--- Input rows ---

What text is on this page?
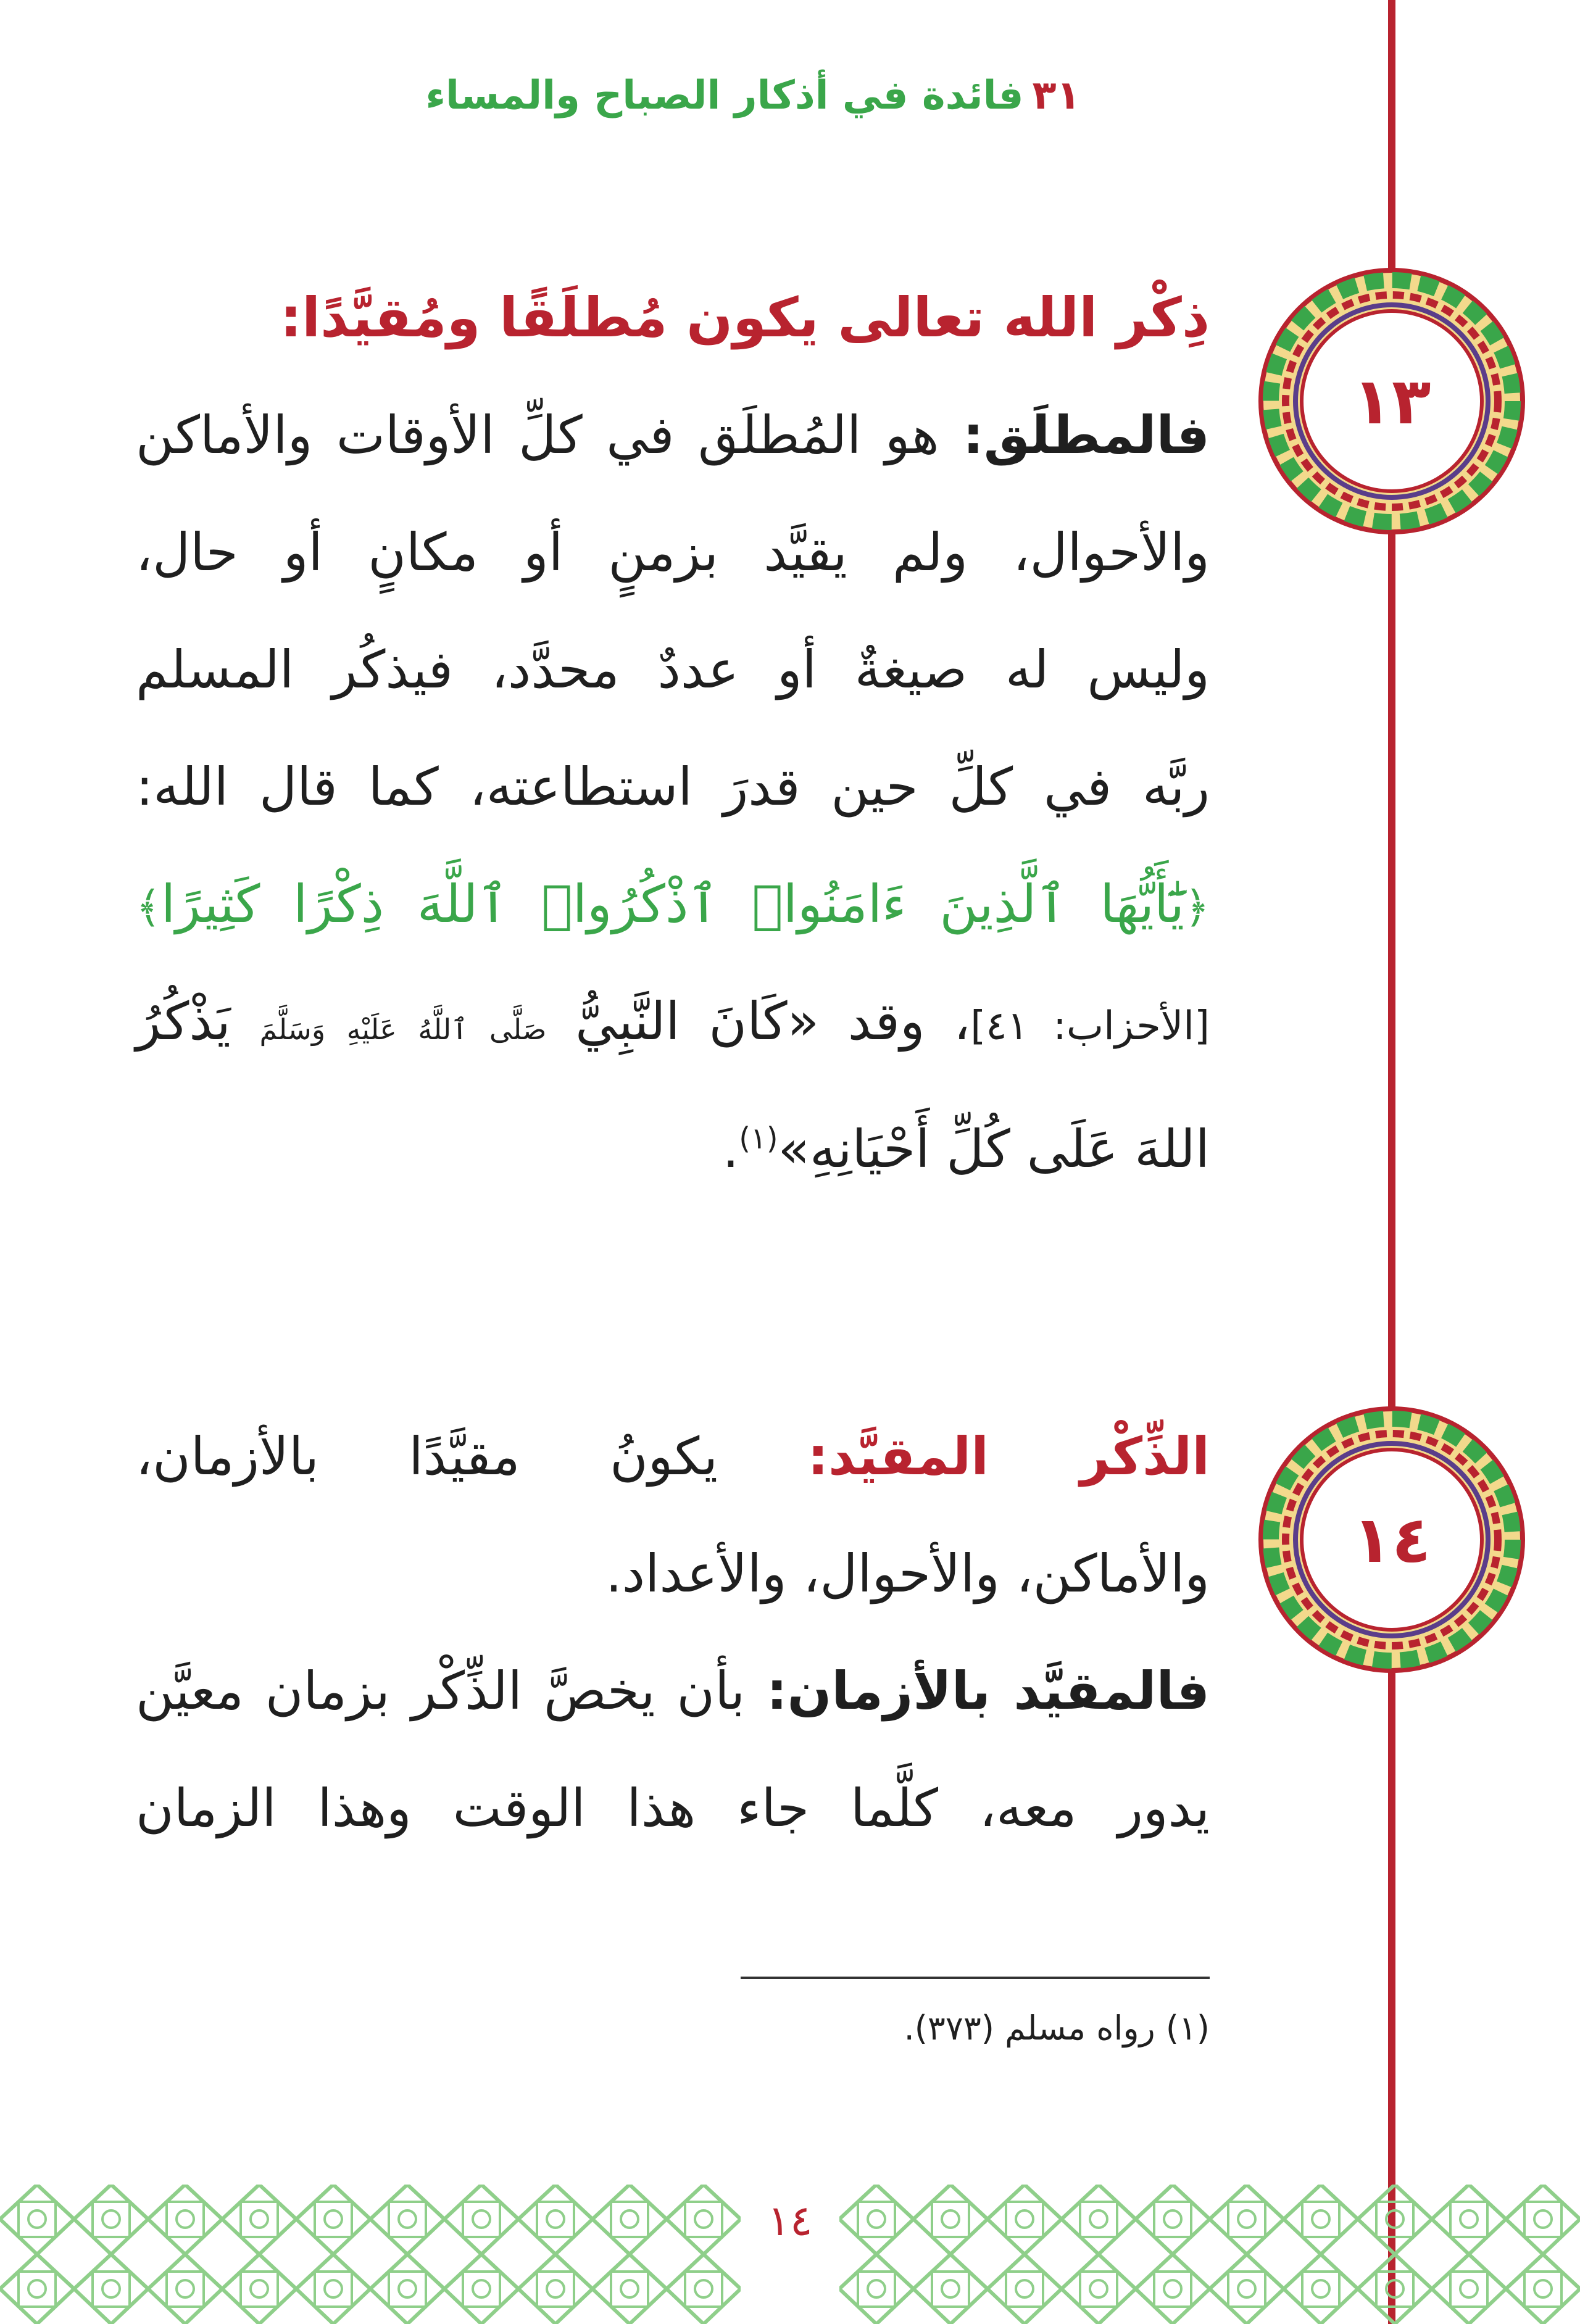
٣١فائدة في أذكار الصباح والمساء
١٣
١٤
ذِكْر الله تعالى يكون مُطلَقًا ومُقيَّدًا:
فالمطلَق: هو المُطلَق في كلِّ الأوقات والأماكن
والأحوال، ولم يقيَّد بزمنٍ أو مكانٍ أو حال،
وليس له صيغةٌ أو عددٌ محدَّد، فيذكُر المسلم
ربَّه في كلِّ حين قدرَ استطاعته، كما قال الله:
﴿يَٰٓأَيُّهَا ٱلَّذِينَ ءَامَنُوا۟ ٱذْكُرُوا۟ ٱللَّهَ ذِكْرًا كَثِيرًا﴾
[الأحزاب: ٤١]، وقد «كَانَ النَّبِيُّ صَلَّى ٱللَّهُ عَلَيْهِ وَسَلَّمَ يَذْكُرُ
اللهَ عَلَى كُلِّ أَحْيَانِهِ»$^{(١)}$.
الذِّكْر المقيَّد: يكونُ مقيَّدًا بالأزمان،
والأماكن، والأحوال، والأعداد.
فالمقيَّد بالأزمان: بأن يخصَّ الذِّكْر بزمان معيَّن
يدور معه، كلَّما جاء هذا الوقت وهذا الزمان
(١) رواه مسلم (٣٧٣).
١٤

---
--- Input rows ---

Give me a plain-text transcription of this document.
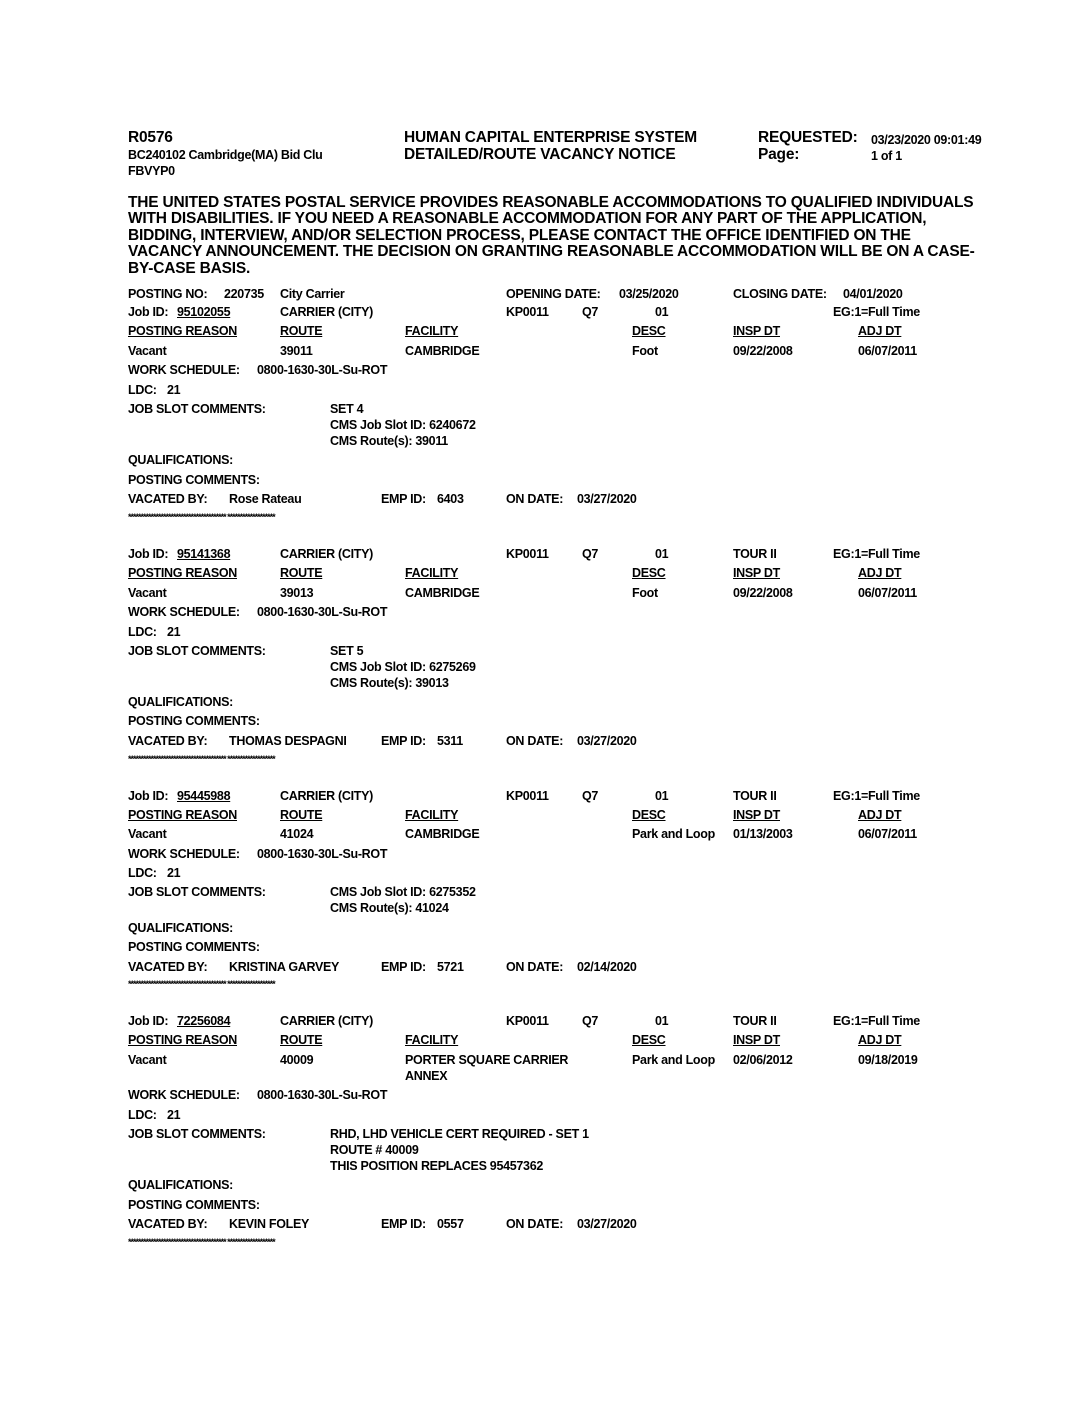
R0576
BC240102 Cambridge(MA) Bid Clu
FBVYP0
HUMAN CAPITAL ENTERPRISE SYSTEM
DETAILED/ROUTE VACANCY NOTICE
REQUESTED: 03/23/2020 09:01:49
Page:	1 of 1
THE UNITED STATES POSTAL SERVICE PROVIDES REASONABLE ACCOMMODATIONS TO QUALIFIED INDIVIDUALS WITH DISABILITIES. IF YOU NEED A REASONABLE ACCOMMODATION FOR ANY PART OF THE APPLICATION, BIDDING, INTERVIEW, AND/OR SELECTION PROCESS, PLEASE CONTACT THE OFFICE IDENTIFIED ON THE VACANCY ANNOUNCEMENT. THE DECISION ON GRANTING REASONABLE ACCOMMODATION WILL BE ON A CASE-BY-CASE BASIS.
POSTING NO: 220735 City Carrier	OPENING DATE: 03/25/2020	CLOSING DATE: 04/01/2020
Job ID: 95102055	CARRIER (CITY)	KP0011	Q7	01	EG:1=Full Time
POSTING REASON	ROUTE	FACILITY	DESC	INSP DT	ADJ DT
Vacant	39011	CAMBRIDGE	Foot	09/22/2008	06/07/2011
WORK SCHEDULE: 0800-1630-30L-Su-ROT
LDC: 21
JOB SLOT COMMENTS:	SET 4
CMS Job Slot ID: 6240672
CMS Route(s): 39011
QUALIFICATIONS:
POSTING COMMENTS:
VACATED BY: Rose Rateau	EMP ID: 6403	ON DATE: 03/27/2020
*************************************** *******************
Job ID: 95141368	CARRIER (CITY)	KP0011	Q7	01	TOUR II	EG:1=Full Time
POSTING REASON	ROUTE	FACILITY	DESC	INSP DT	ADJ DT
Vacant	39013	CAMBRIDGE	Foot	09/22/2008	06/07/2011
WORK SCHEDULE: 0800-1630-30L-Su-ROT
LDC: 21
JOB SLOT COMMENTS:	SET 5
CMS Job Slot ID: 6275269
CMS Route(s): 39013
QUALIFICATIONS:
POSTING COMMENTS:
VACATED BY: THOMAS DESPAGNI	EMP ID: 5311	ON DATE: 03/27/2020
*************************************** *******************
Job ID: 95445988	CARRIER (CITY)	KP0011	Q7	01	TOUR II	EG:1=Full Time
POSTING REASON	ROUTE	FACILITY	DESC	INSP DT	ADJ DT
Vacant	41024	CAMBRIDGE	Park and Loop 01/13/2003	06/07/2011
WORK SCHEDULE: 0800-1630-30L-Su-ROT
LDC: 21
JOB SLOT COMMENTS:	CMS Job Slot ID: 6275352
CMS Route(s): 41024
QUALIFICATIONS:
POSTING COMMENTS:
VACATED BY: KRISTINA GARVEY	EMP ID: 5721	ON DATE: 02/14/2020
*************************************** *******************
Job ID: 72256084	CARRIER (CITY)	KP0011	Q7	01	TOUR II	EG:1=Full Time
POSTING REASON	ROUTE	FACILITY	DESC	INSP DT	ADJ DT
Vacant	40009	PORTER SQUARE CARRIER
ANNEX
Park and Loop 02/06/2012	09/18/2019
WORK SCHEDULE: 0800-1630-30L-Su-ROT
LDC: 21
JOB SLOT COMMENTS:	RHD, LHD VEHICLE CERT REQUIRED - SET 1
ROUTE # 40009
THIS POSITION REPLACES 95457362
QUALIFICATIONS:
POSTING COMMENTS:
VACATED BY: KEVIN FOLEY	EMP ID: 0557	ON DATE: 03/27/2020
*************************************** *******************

---

* [Prompt]: Gather all lines of the records that include the word "يكون".

* [Result]:
ذِكْر الله تعالى يكون مُطلَقًا ومُقيَّدًا:
الذِّكْر المقيَّد: يكونُ مقيَّدًا بالأزمان،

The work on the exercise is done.